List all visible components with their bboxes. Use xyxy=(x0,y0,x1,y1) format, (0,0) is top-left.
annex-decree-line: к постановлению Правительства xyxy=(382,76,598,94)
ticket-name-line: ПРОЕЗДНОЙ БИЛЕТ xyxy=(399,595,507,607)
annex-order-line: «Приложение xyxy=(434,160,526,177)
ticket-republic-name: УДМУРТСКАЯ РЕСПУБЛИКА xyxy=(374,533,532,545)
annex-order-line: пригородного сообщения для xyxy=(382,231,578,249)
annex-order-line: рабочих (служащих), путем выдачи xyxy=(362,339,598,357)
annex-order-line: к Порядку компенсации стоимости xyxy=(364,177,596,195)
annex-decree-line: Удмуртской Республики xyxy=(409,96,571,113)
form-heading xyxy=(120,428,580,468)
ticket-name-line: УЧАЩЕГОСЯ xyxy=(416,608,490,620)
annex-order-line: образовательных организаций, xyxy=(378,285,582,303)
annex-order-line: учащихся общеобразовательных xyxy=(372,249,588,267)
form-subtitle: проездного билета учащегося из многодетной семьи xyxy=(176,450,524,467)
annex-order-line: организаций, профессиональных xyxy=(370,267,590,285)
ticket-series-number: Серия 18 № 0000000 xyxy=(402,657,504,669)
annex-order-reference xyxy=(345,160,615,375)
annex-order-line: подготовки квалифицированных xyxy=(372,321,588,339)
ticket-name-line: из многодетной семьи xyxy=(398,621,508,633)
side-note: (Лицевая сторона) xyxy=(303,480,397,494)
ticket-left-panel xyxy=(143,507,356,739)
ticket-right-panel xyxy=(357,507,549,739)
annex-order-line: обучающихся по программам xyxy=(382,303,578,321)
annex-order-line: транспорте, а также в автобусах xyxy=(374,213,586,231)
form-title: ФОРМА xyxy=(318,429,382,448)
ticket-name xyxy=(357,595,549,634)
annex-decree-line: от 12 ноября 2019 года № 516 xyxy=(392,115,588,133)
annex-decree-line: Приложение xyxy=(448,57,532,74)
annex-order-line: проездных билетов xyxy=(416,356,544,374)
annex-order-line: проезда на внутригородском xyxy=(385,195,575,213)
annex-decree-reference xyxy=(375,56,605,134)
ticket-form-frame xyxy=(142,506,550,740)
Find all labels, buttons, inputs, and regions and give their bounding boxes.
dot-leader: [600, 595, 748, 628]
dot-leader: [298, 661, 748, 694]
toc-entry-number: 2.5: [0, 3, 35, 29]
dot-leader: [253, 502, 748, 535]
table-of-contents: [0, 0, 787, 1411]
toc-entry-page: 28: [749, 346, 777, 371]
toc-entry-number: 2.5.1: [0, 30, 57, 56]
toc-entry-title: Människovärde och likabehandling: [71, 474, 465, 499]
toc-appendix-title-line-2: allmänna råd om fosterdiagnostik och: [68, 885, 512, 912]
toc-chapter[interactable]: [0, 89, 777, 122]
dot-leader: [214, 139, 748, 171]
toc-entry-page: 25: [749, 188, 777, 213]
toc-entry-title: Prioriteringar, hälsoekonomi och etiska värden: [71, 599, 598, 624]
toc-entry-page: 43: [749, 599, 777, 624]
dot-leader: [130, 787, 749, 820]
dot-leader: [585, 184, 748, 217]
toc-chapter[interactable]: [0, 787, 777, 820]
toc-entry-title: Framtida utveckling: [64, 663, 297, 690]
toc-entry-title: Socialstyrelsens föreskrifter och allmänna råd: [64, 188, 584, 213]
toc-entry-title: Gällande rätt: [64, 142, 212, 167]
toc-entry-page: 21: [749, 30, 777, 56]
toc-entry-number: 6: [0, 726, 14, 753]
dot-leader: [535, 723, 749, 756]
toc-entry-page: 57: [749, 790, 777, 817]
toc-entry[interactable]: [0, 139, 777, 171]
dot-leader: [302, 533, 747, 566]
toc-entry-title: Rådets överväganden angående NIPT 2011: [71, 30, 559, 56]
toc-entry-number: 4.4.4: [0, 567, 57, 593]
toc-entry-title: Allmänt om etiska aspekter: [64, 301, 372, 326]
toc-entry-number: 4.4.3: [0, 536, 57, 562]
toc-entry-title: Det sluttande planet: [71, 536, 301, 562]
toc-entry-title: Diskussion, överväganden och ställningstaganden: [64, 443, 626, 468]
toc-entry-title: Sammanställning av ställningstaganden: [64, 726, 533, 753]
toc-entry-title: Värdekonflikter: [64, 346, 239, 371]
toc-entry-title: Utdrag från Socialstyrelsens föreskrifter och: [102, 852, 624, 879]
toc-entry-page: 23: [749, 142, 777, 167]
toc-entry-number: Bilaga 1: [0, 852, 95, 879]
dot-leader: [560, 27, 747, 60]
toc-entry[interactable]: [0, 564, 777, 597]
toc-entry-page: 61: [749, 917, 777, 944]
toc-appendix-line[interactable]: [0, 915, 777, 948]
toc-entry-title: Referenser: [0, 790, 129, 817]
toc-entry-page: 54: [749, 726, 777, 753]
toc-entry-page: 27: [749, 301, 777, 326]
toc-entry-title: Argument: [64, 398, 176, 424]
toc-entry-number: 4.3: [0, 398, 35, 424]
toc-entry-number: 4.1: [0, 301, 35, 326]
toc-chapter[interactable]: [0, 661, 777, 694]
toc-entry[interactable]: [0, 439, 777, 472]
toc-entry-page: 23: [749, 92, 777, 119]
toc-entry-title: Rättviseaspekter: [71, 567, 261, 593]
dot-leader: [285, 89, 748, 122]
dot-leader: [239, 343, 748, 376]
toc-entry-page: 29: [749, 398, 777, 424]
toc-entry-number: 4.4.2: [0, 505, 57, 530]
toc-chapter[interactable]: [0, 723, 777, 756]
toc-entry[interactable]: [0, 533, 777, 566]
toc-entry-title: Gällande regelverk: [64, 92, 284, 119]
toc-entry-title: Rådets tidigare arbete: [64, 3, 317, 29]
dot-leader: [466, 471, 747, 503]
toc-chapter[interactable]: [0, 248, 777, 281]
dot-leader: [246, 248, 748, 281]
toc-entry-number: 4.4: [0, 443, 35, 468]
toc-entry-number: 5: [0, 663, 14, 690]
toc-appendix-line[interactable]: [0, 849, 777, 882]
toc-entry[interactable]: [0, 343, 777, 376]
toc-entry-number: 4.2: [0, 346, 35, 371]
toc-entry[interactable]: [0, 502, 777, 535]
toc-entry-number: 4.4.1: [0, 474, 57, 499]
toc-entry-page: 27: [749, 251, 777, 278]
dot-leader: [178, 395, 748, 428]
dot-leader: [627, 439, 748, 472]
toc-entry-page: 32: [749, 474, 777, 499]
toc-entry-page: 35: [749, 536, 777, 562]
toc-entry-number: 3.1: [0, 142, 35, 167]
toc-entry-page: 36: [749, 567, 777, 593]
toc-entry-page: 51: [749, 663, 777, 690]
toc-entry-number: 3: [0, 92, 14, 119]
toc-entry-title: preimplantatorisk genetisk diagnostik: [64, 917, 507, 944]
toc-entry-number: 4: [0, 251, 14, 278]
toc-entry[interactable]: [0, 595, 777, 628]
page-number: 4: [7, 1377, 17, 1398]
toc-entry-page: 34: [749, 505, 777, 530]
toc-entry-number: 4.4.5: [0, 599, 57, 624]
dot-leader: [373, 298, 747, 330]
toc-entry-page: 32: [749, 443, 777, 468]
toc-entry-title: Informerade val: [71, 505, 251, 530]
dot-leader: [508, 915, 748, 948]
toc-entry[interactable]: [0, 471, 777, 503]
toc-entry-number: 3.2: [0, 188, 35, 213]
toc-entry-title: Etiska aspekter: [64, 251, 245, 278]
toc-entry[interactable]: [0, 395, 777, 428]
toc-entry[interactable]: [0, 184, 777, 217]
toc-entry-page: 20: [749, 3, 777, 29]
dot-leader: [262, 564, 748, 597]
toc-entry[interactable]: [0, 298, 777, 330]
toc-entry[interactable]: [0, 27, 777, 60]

----

Brief: Convert the stretch from the start of the records through the line containing "annex-order-line: обучающихся по" into a JSON list of strings, one string per line, omitting blank lines.

Exercise result:
[
  "List all visible components with their bboxes. Use xyxy=(x0,y0,x1,y1) format, (0,0) is top-left.",
  "annex-decree-line: к постановлению Правительства xyxy=(382,76,598,94)",
  "ticket-name-line: ПРОЕЗДНОЙ БИЛЕТ xyxy=(399,595,507,607)",
  "annex-order-line: «Приложение xyxy=(434,160,526,177)",
  "ticket-republic-name: УДМУРТСКАЯ РЕСПУБЛИКА xyxy=(374,533,532,545)",
  "annex-order-line: пригородного сообщения для xyxy=(382,231,578,249)",
  "annex-order-line: рабочих (служащих), путем выдачи xyxy=(362,339,598,357)",
  "annex-order-line: к Порядку компенсации стоимости xyxy=(364,177,596,195)",
  "annex-decree-line: Удмуртской Республики xyxy=(409,96,571,113)",
  "form-heading xyxy=(120,428,580,468)",
  "ticket-name-line: УЧАЩЕГОСЯ xyxy=(416,608,490,620)",
  "annex-order-line: образовательных организаций, xyxy=(378,285,582,303)",
  "annex-order-line: учащихся общеобразовательных xyxy=(372,249,588,267)",
  "form-subtitle: проездного билета учащегося из многодетной семьи xyxy=(176,450,524,467)",
  "annex-order-line: организаций, профессиональных xyxy=(370,267,590,285)",
  "ticket-series-number: Серия 18 № 0000000 xyxy=(402,657,504,669)",
  "annex-order-reference xyxy=(345,160,615,375)",
  "annex-order-line: подготовки квалифицированных xyxy=(372,321,588,339)",
  "ticket-name-line: из многодетной семьи xyxy=(398,621,508,633)",
  "side-note: (Лицевая сторона) xyxy=(303,480,397,494)",
  "ticket-left-panel xyxy=(143,507,356,739)",
  "ticket-right-panel xyxy=(357,507,549,739)",
  "annex-order-line: обучающихся по программам xyxy=(382,303,578,321)"
]